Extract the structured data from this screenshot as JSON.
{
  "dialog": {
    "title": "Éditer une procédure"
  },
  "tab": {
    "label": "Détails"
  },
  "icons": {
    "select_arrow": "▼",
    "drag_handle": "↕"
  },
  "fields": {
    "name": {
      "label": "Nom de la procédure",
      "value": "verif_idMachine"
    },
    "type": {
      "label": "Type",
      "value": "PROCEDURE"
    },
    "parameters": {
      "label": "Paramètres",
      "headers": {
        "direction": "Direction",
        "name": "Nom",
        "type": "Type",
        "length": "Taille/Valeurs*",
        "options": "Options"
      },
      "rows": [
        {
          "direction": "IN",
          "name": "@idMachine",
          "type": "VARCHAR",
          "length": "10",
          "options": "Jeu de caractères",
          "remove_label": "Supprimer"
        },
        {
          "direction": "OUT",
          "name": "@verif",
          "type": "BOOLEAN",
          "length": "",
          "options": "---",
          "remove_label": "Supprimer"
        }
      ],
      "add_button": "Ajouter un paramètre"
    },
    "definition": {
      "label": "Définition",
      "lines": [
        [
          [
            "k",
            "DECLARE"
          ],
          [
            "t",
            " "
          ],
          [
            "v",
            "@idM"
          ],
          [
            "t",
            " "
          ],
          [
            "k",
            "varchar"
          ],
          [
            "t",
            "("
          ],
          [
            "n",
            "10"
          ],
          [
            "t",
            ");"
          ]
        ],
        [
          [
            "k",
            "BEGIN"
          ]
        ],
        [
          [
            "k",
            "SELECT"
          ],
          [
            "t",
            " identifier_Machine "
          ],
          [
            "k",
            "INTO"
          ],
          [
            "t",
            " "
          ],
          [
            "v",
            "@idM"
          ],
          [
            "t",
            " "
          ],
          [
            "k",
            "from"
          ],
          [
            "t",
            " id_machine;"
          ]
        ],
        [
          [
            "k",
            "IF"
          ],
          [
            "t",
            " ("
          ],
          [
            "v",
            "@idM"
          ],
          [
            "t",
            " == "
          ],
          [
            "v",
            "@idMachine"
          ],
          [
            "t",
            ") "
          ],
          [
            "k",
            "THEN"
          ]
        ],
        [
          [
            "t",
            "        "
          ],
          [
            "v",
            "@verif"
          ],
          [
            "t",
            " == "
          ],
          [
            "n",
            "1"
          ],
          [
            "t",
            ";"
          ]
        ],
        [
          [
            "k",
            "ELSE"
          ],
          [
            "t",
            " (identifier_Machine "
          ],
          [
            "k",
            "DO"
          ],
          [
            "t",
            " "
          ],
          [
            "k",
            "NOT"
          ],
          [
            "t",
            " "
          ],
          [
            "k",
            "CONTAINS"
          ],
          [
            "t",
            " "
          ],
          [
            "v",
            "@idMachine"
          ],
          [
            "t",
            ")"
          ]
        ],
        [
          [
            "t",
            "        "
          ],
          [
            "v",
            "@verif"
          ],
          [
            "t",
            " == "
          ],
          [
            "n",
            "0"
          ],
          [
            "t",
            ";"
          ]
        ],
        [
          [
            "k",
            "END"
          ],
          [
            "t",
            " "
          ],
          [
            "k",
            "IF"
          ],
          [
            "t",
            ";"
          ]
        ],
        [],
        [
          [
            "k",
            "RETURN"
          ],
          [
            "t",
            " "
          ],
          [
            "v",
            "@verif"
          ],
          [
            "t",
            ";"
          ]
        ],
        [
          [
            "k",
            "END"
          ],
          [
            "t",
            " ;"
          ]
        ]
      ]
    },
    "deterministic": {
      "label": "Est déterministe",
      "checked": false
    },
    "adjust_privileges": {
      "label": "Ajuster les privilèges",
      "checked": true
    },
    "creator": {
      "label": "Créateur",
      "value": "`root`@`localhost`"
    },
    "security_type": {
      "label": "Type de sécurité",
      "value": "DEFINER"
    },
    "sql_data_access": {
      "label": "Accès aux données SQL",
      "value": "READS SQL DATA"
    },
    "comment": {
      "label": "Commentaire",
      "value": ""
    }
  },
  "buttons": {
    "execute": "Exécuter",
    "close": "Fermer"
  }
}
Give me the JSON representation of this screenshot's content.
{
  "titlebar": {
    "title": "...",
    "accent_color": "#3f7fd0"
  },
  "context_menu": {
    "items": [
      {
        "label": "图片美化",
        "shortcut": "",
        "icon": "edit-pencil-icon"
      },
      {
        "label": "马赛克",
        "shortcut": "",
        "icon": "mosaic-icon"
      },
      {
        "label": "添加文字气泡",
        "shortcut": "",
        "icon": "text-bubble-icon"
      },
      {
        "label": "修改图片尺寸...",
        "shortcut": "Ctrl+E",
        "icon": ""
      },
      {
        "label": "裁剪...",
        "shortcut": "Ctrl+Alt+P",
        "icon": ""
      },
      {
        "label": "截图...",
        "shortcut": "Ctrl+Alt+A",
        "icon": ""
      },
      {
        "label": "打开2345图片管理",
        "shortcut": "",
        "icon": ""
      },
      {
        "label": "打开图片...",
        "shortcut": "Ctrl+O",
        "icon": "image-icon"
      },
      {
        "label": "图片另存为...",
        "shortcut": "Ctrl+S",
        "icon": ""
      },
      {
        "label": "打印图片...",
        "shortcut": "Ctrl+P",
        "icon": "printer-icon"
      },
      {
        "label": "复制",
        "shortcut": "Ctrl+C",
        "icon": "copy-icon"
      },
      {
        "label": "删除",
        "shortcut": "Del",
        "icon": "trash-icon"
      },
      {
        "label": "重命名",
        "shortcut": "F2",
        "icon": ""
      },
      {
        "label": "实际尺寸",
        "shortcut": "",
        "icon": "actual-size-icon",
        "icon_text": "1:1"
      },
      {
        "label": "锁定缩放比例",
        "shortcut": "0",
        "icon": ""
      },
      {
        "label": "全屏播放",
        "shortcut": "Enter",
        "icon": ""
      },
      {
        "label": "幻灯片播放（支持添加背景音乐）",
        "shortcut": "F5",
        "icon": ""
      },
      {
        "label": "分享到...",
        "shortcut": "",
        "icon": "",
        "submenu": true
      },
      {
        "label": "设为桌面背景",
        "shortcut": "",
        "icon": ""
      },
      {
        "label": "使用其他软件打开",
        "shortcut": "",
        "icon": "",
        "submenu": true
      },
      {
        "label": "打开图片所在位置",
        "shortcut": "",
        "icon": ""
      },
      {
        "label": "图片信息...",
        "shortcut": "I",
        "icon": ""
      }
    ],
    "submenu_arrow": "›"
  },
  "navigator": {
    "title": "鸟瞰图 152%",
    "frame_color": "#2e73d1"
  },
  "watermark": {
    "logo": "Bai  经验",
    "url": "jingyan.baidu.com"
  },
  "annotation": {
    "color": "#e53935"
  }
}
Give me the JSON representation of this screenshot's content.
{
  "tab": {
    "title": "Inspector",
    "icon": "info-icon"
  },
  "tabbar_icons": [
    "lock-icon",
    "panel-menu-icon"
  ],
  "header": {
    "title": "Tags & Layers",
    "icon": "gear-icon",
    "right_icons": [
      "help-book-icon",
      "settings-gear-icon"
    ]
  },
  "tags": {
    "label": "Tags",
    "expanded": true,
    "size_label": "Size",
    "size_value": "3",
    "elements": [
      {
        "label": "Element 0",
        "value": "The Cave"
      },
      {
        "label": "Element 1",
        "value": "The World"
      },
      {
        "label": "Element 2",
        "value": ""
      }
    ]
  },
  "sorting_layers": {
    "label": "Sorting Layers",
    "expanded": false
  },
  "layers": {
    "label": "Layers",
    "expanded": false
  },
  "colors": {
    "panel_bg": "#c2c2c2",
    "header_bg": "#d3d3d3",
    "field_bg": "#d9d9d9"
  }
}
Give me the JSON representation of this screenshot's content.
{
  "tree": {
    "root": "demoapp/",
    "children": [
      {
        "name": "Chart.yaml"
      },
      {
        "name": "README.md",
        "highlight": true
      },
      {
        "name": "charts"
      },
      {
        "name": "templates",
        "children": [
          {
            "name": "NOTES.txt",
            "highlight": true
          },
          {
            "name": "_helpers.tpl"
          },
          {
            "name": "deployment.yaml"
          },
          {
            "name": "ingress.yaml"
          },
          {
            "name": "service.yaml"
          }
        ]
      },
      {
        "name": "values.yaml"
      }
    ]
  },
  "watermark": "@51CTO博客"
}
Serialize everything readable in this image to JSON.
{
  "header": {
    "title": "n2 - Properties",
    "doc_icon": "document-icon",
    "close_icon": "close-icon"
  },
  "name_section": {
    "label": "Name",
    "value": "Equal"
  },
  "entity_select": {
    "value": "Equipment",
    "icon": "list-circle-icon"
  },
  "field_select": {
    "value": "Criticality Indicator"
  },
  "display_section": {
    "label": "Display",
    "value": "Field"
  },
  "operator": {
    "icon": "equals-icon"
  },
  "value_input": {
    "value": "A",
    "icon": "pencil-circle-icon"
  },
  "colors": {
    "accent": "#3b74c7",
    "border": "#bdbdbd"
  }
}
+---+
Give the count of lines that hold the word "options", with nothing added.

3